§ **DIRECTION**
Make an exact copy of the records, with the images left out.

§ **STORED ROWS**
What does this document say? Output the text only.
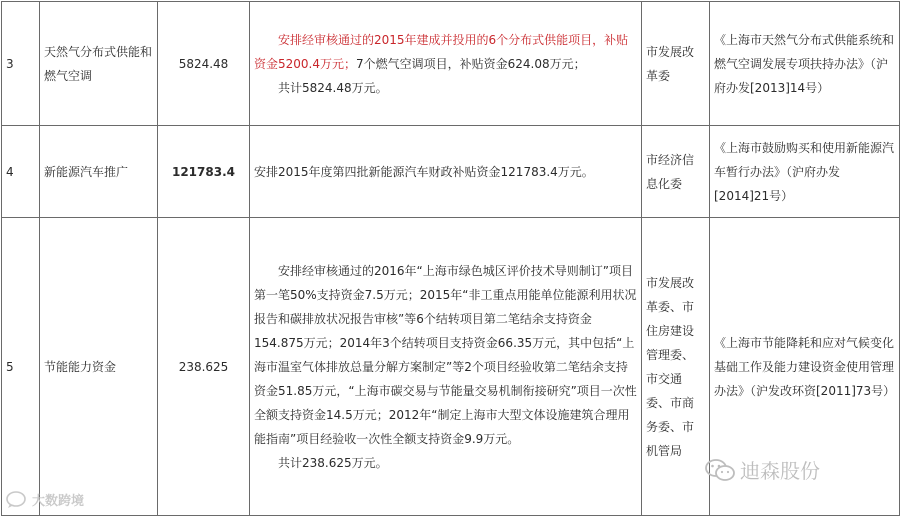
3	天然气分布式供能和燃气空调	5824.48	安排经审核通过的2015年建成并投用的6个分布式供能项目，补贴资金5200.4万元；7个燃气空调项目，补贴资金624.08万元；

共计5824.48万元。	市发展改革委	《上海市天然气分布式供能系统和燃气空调发展专项扶持办法》（沪府办发[2013]14号）
4	新能源汽车推广	121783.4	安排2015年度第四批新能源汽车财政补贴资金121783.4万元。	市经济信息化委	《上海市鼓励购买和使用新能源汽车暂行办法》（沪府办发[2014]21号）
5	节能能力资金	238.625	安排经审核通过的2016年“上海市绿色城区评价技术导则制订”项目第一笔50%支持资金7.5万元；2015年“非工重点用能单位能源利用状况报告和碳排放状况报告审核”等6个结转项目第二笔结余支持资金154.875万元；2014年3个结转项目支持资金66.35万元，其中包括“上海市温室气体排放总量分解方案制定”等2个项目经验收第二笔结余支持资金51.85万元，“上海市碳交易与节能量交易机制衔接研究”项目一次性全额支持资金14.5万元；2012年“制定上海市大型文体设施建筑合理用能指南”项目经验收一次性全额支持资金9.9万元。

共计238.625万元。	市发展改革委、市住房建设管理委、市交通委、市商务委、市机管局	《上海市节能降耗和应对气候变化基础工作及能力建设资金使用管理办法》（沪发改环资[2011]73号）
大数跨境
迪森股份
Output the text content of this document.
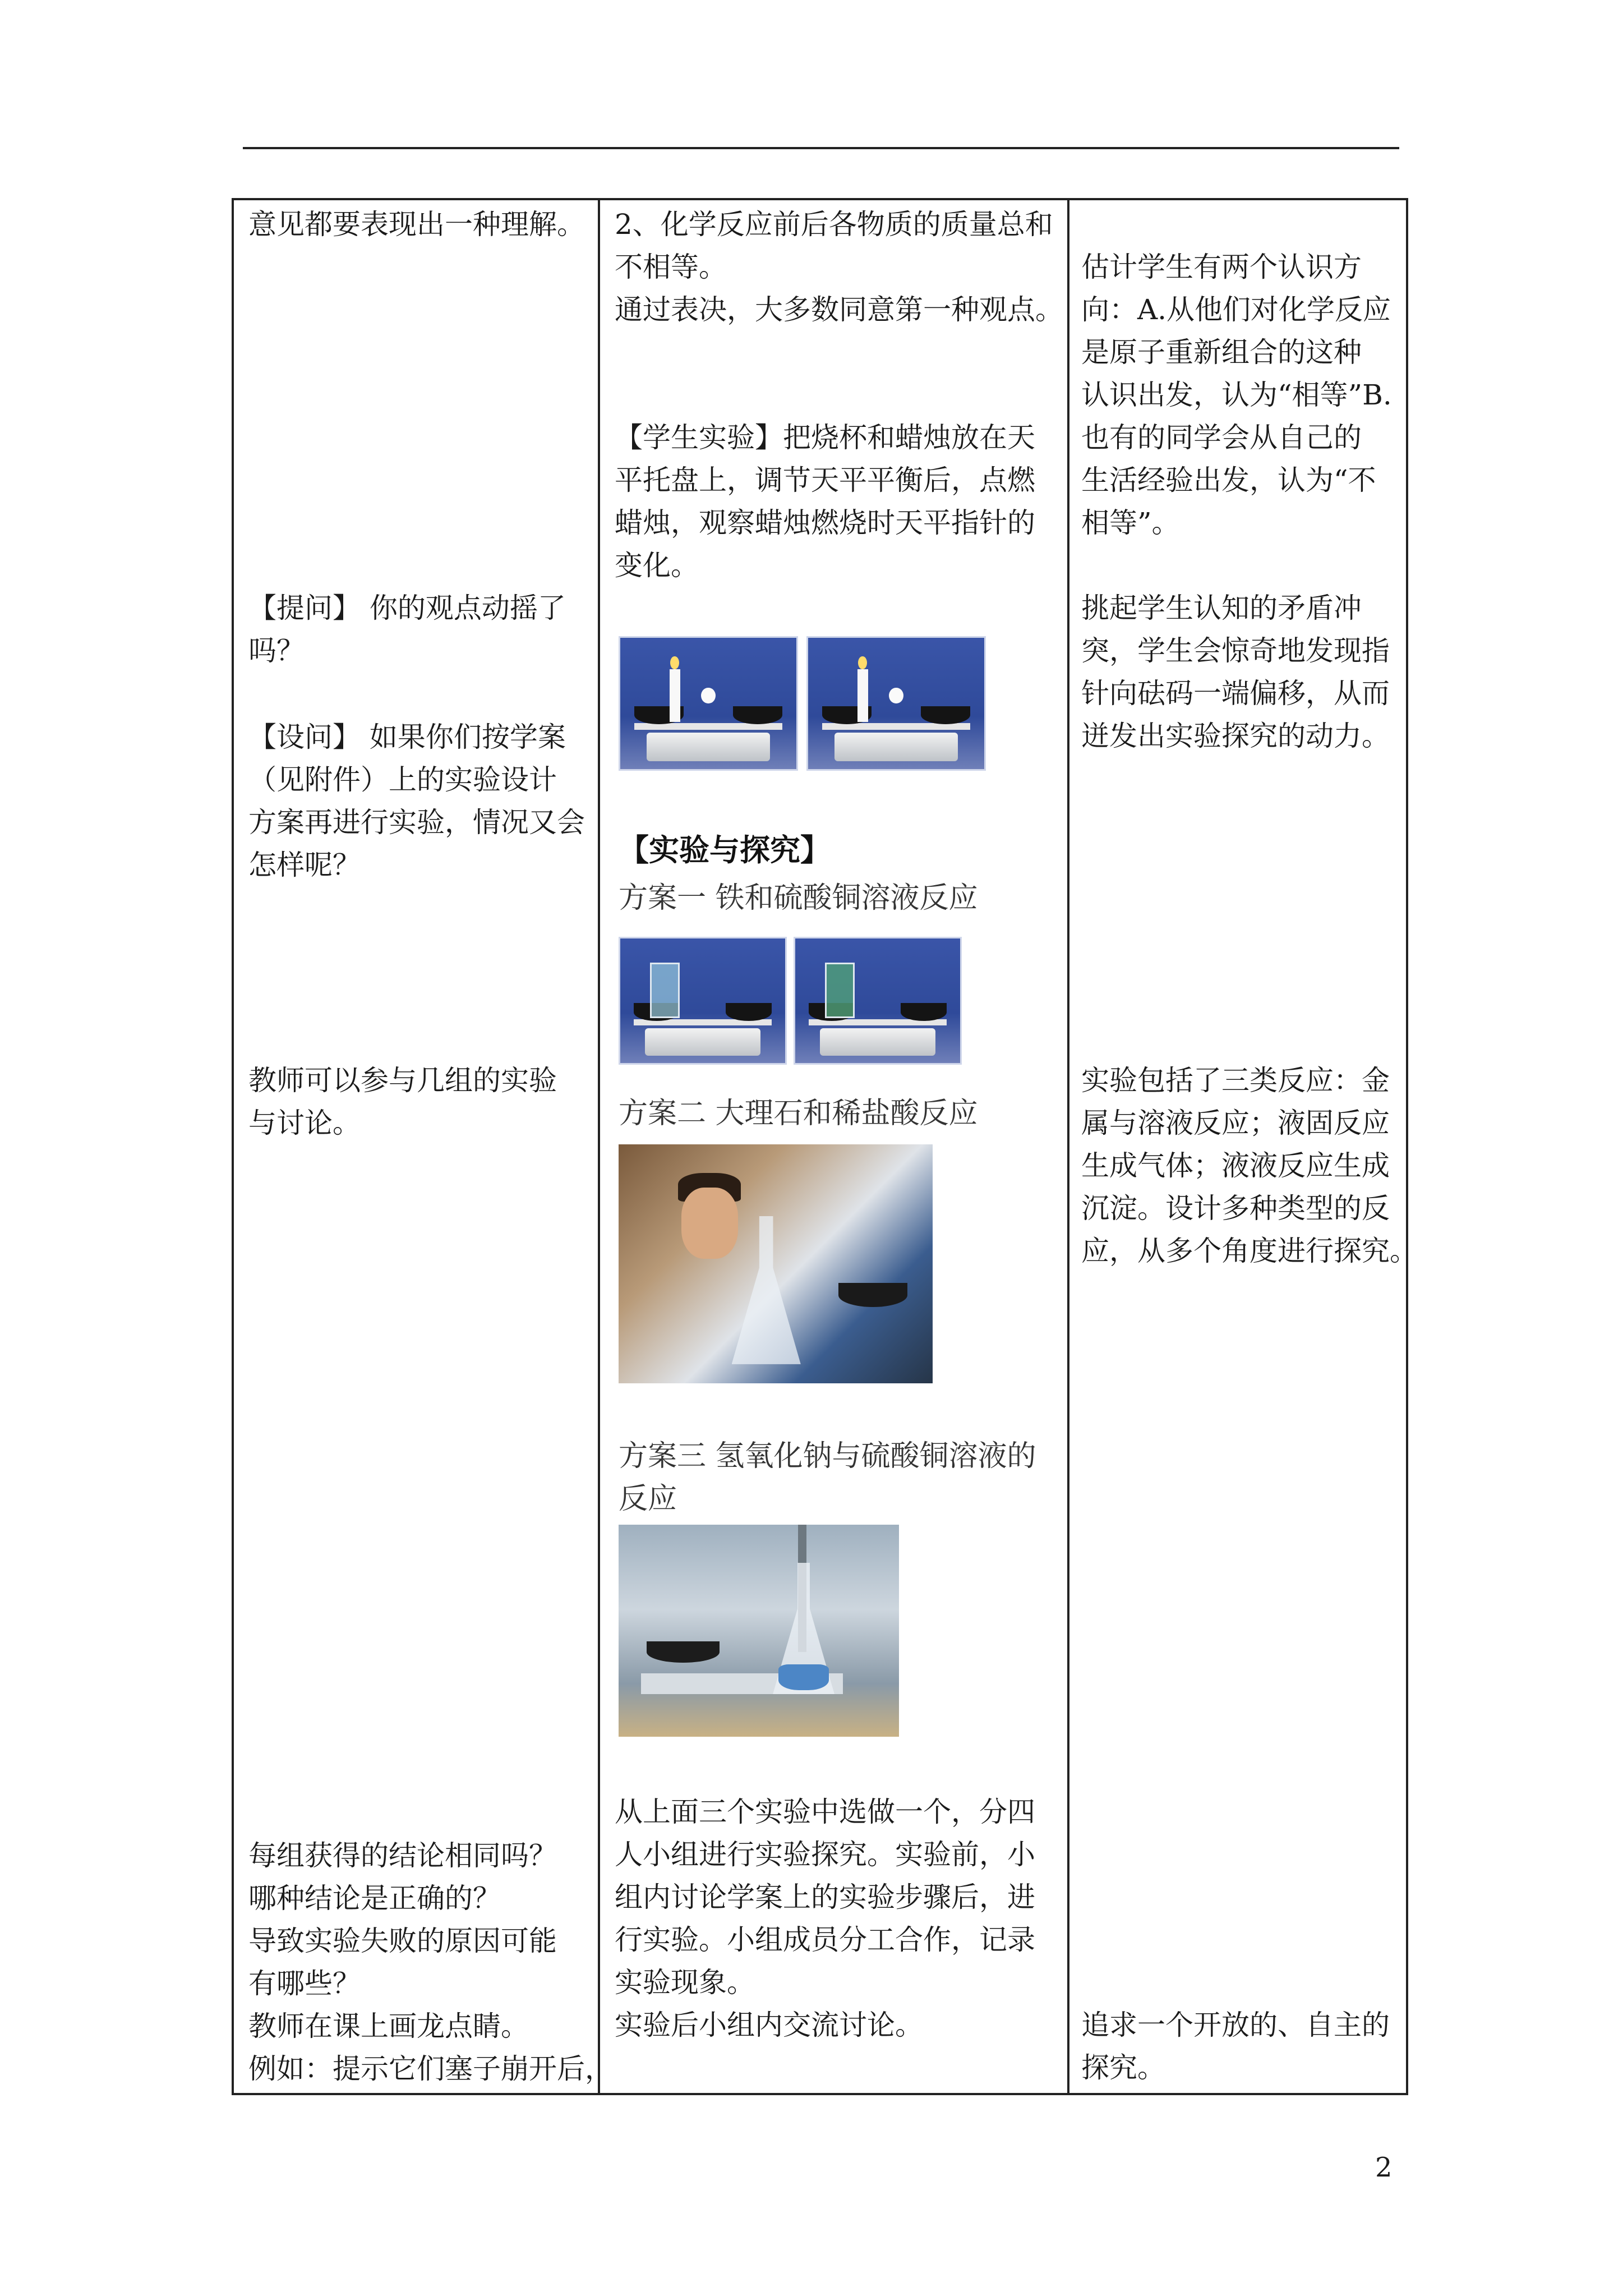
意见都要表现出一种理解。
【提问】 你的观点动摇了
吗？
【设问】 如果你们按学案
（见附件）上的实验设计
方案再进行实验，情况又会
怎样呢？
教师可以参与几组的实验
与讨论。
每组获得的结论相同吗？
哪种结论是正确的？
导致实验失败的原因可能
有哪些？
教师在课上画龙点睛。
例如：提示它们塞子崩开后，
2、化学反应前后各物质的质量总和
不相等。
通过表决，大多数同意第一种观点。
【学生实验】把烧杯和蜡烛放在天
平托盘上，调节天平平衡后，点燃
蜡烛，观察蜡烛燃烧时天平指针的
变化。
【实验与探究】
方案一 铁和硫酸铜溶液反应
方案二 大理石和稀盐酸反应
方案三 氢氧化钠与硫酸铜溶液的
反应
从上面三个实验中选做一个，分四
人小组进行实验探究。实验前，小
组内讨论学案上的实验步骤后，进
行实验。小组成员分工合作，记录
实验现象。
实验后小组内交流讨论。
估计学生有两个认识方
向：A.从他们对化学反应
是原子重新组合的这种
认识出发，认为“相等”B.
也有的同学会从自己的
生活经验出发，认为“不
相等”。
挑起学生认知的矛盾冲
突，学生会惊奇地发现指
针向砝码一端偏移，从而
迸发出实验探究的动力。
实验包括了三类反应：金
属与溶液反应；液固反应
生成气体；液液反应生成
沉淀。设计多种类型的反
应，从多个角度进行探究。
追求一个开放的、自主的
探究。
2
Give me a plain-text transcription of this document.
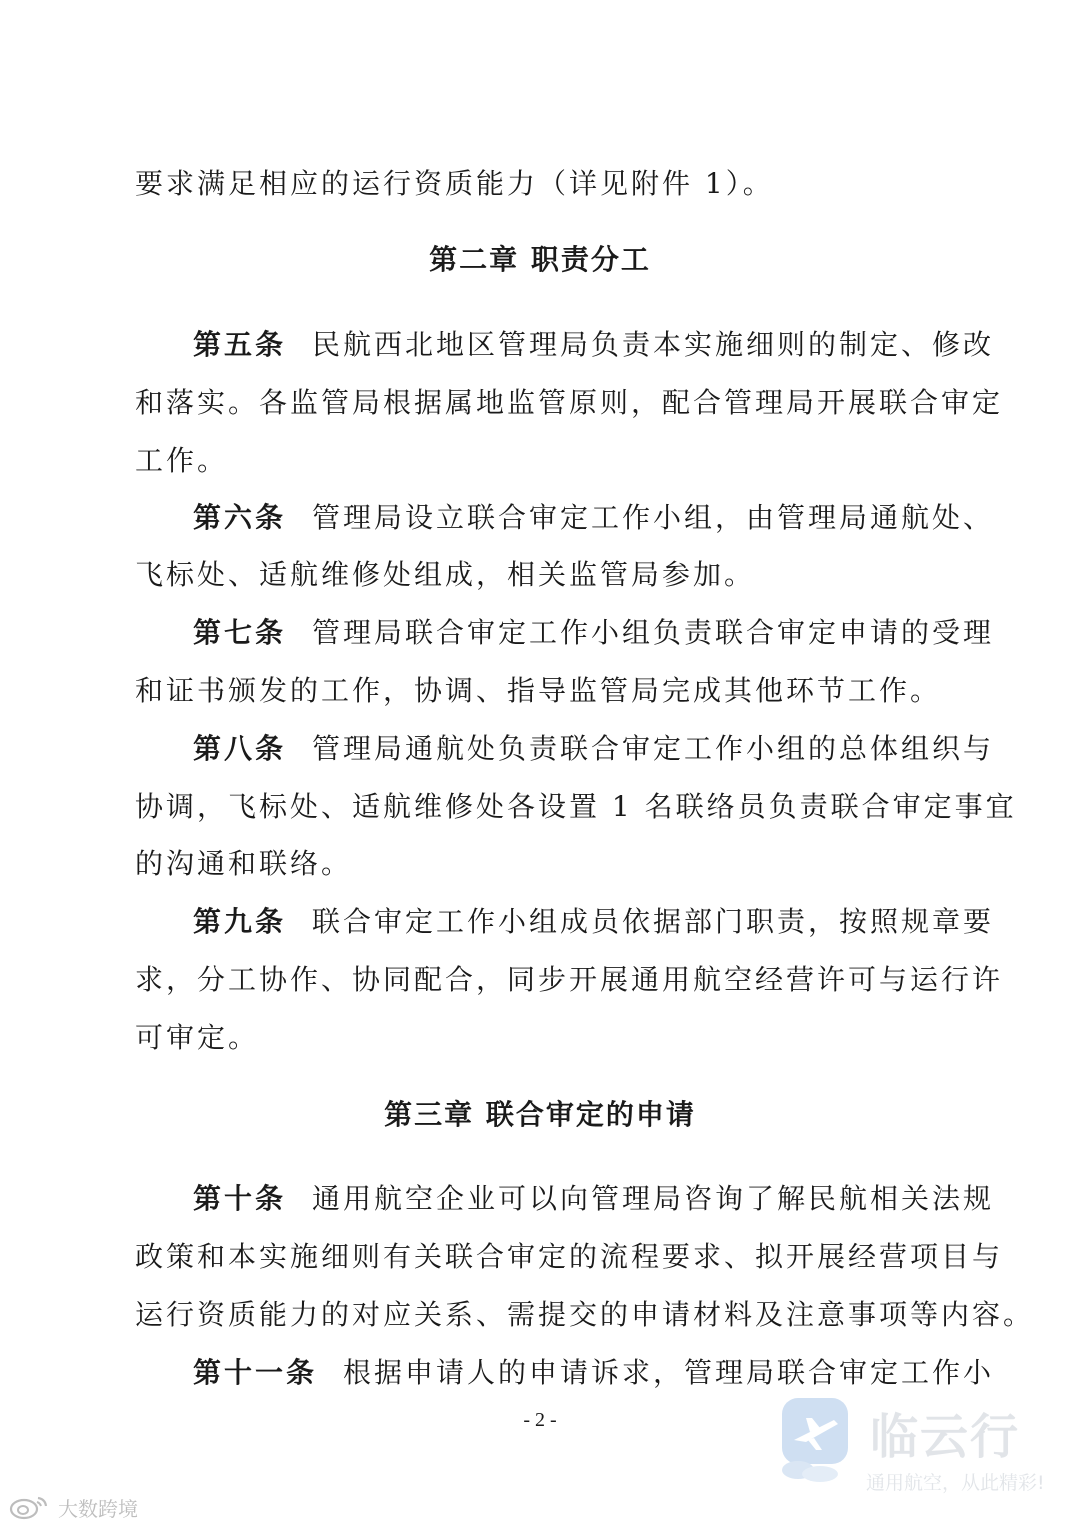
要求满足相应的运行资质能力（详见附件 1）。
第二章 职责分工
第五条 民航西北地区管理局负责本实施细则的制定、修改
和落实。各监管局根据属地监管原则，配合管理局开展联合审定
工作。
第六条 管理局设立联合审定工作小组，由管理局通航处、
飞标处、适航维修处组成，相关监管局参加。
第七条 管理局联合审定工作小组负责联合审定申请的受理
和证书颁发的工作，协调、指导监管局完成其他环节工作。
第八条 管理局通航处负责联合审定工作小组的总体组织与
协调，飞标处、适航维修处各设置 1 名联络员负责联合审定事宜
的沟通和联络。
第九条 联合审定工作小组成员依据部门职责，按照规章要
求，分工协作、协同配合，同步开展通用航空经营许可与运行许
可审定。
第三章 联合审定的申请
第十条 通用航空企业可以向管理局咨询了解民航相关法规
政策和本实施细则有关联合审定的流程要求、拟开展经营项目与
运行资质能力的对应关系、需提交的申请材料及注意事项等内容。
第十一条 根据申请人的申请诉求，管理局联合审定工作小
- 2 -
大数跨境
临云行
通用航空，从此精彩!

§ **WRITTEN RESPONSE**
What does this document say? Output the text only.
3	天然气分布式供能和燃气空调	5824.48	安排经审核通过的2015年建成并投用的6个分布式供能项目，补贴资金5200.4万元；7个燃气空调项目，补贴资金624.08万元；

共计5824.48万元。	市发展改革委	《上海市天然气分布式供能系统和燃气空调发展专项扶持办法》（沪府办发[2013]14号）
4	新能源汽车推广	121783.4	安排2015年度第四批新能源汽车财政补贴资金121783.4万元。	市经济信息化委	《上海市鼓励购买和使用新能源汽车暂行办法》（沪府办发[2014]21号）
5	节能能力资金	238.625	安排经审核通过的2016年“上海市绿色城区评价技术导则制订”项目第一笔50%支持资金7.5万元；2015年“非工重点用能单位能源利用状况报告和碳排放状况报告审核”等6个结转项目第二笔结余支持资金154.875万元；2014年3个结转项目支持资金66.35万元，其中包括“上海市温室气体排放总量分解方案制定”等2个项目经验收第二笔结余支持资金51.85万元，“上海市碳交易与节能量交易机制衔接研究”项目一次性全额支持资金14.5万元；2012年“制定上海市大型文体设施建筑合理用能指南”项目经验收一次性全额支持资金9.9万元。

共计238.625万元。	市发展改革委、市住房建设管理委、市交通委、市商务委、市机管局	《上海市节能降耗和应对气候变化基础工作及能力建设资金使用管理办法》（沪发改环资[2011]73号）
大数跨境
迪森股份
Output the text content of this document.
意见都要表现出一种理解。
【提问】 你的观点动摇了
吗？
【设问】 如果你们按学案
（见附件）上的实验设计
方案再进行实验，情况又会
怎样呢？
教师可以参与几组的实验
与讨论。
每组获得的结论相同吗？
哪种结论是正确的？
导致实验失败的原因可能
有哪些？
教师在课上画龙点睛。
例如：提示它们塞子崩开后，
2、化学反应前后各物质的质量总和
不相等。
通过表决，大多数同意第一种观点。
【学生实验】把烧杯和蜡烛放在天
平托盘上，调节天平平衡后，点燃
蜡烛，观察蜡烛燃烧时天平指针的
变化。
【实验与探究】
方案一 铁和硫酸铜溶液反应
方案二 大理石和稀盐酸反应
方案三 氢氧化钠与硫酸铜溶液的
反应
从上面三个实验中选做一个，分四
人小组进行实验探究。实验前，小
组内讨论学案上的实验步骤后，进
行实验。小组成员分工合作，记录
实验现象。
实验后小组内交流讨论。
估计学生有两个认识方
向：A.从他们对化学反应
是原子重新组合的这种
认识出发，认为“相等”B.
也有的同学会从自己的
生活经验出发，认为“不
相等”。
挑起学生认知的矛盾冲
突，学生会惊奇地发现指
针向砝码一端偏移，从而
迸发出实验探究的动力。
实验包括了三类反应：金
属与溶液反应；液固反应
生成气体；液液反应生成
沉淀。设计多种类型的反
应，从多个角度进行探究。
追求一个开放的、自主的
探究。
2
Give me a plain-text transcription of this document.
要求满足相应的运行资质能力（详见附件 1）。
第二章 职责分工
第五条 民航西北地区管理局负责本实施细则的制定、修改
和落实。各监管局根据属地监管原则，配合管理局开展联合审定
工作。
第六条 管理局设立联合审定工作小组，由管理局通航处、
飞标处、适航维修处组成，相关监管局参加。
第七条 管理局联合审定工作小组负责联合审定申请的受理
和证书颁发的工作，协调、指导监管局完成其他环节工作。
第八条 管理局通航处负责联合审定工作小组的总体组织与
协调，飞标处、适航维修处各设置 1 名联络员负责联合审定事宜
的沟通和联络。
第九条 联合审定工作小组成员依据部门职责，按照规章要
求，分工协作、协同配合，同步开展通用航空经营许可与运行许
可审定。
第三章 联合审定的申请
第十条 通用航空企业可以向管理局咨询了解民航相关法规
政策和本实施细则有关联合审定的流程要求、拟开展经营项目与
运行资质能力的对应关系、需提交的申请材料及注意事项等内容。
第十一条 根据申请人的申请诉求，管理局联合审定工作小
- 2 -
大数跨境
临云行
通用航空，从此精彩!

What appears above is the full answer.